Repeat every record below exactly, omitting any pictures.

-- begin Exercise input --

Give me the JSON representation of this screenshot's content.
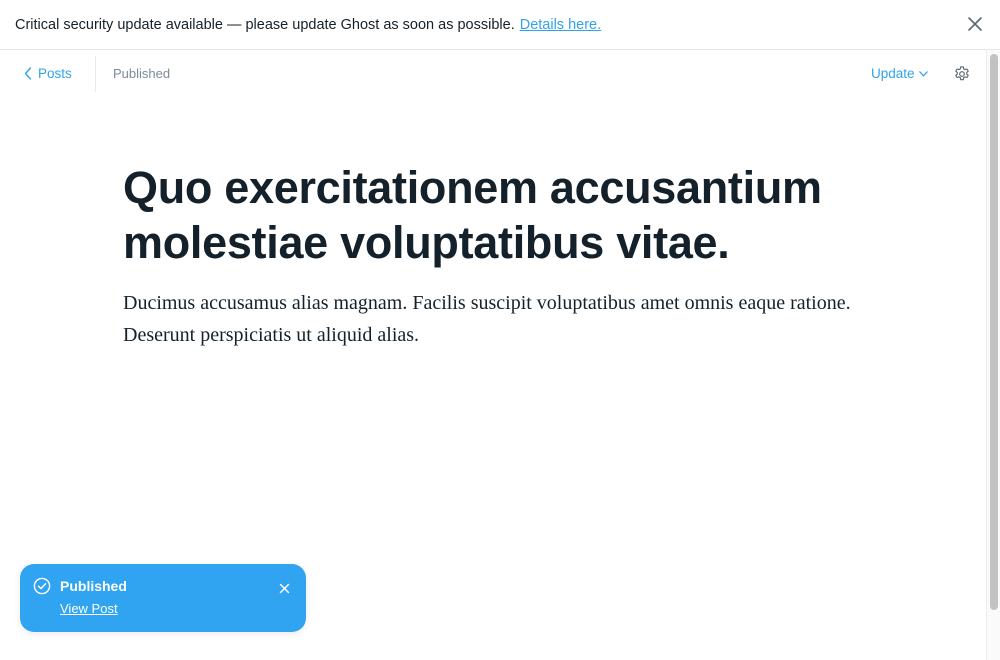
{
  "alert": {
    "message": "Critical security update available — please update Ghost as soon as possible.",
    "link_text": "Details here.",
    "close_icon": "close-icon"
  },
  "header": {
    "back_label": "Posts",
    "back_icon": "chevron-left-icon",
    "status": "Published",
    "update_label": "Update",
    "update_icon": "chevron-down-icon",
    "settings_icon": "gear-icon"
  },
  "post": {
    "title": "Quo exercitationem accusantium molestiae voluptatibus vitae.",
    "excerpt": "Ducimus accusamus alias magnam. Facilis suscipit voluptatibus amet omnis eaque ratione. Deserunt perspiciatis ut aliquid alias."
  },
  "toast": {
    "title": "Published",
    "link_text": "View Post",
    "icon": "check-circle-icon",
    "close_icon": "close-icon"
  },
  "colors": {
    "accent": "#30a4e8",
    "toast_bg": "#30a4f0",
    "text": "#15212a",
    "muted": "#7c8b9a"
  }
}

-- end Exercise input --

Written answer -
Give me the JSON representation of this screenshot's content.
{
  "alert": {
    "message": "Critical security update available — please update Ghost as soon as possible.",
    "link_text": "Details here.",
    "close_icon": "close-icon"
  },
  "header": {
    "back_label": "Posts",
    "back_icon": "chevron-left-icon",
    "status": "Published",
    "update_label": "Update",
    "update_icon": "chevron-down-icon",
    "settings_icon": "gear-icon"
  },
  "post": {
    "title": "Quo exercitationem accusantium molestiae voluptatibus vitae.",
    "excerpt": "Ducimus accusamus alias magnam. Facilis suscipit voluptatibus amet omnis eaque ratione. Deserunt perspiciatis ut aliquid alias."
  },
  "toast": {
    "title": "Published",
    "link_text": "View Post",
    "icon": "check-circle-icon",
    "close_icon": "close-icon"
  },
  "colors": {
    "accent": "#30a4e8",
    "toast_bg": "#30a4f0",
    "text": "#15212a",
    "muted": "#7c8b9a"
  }
}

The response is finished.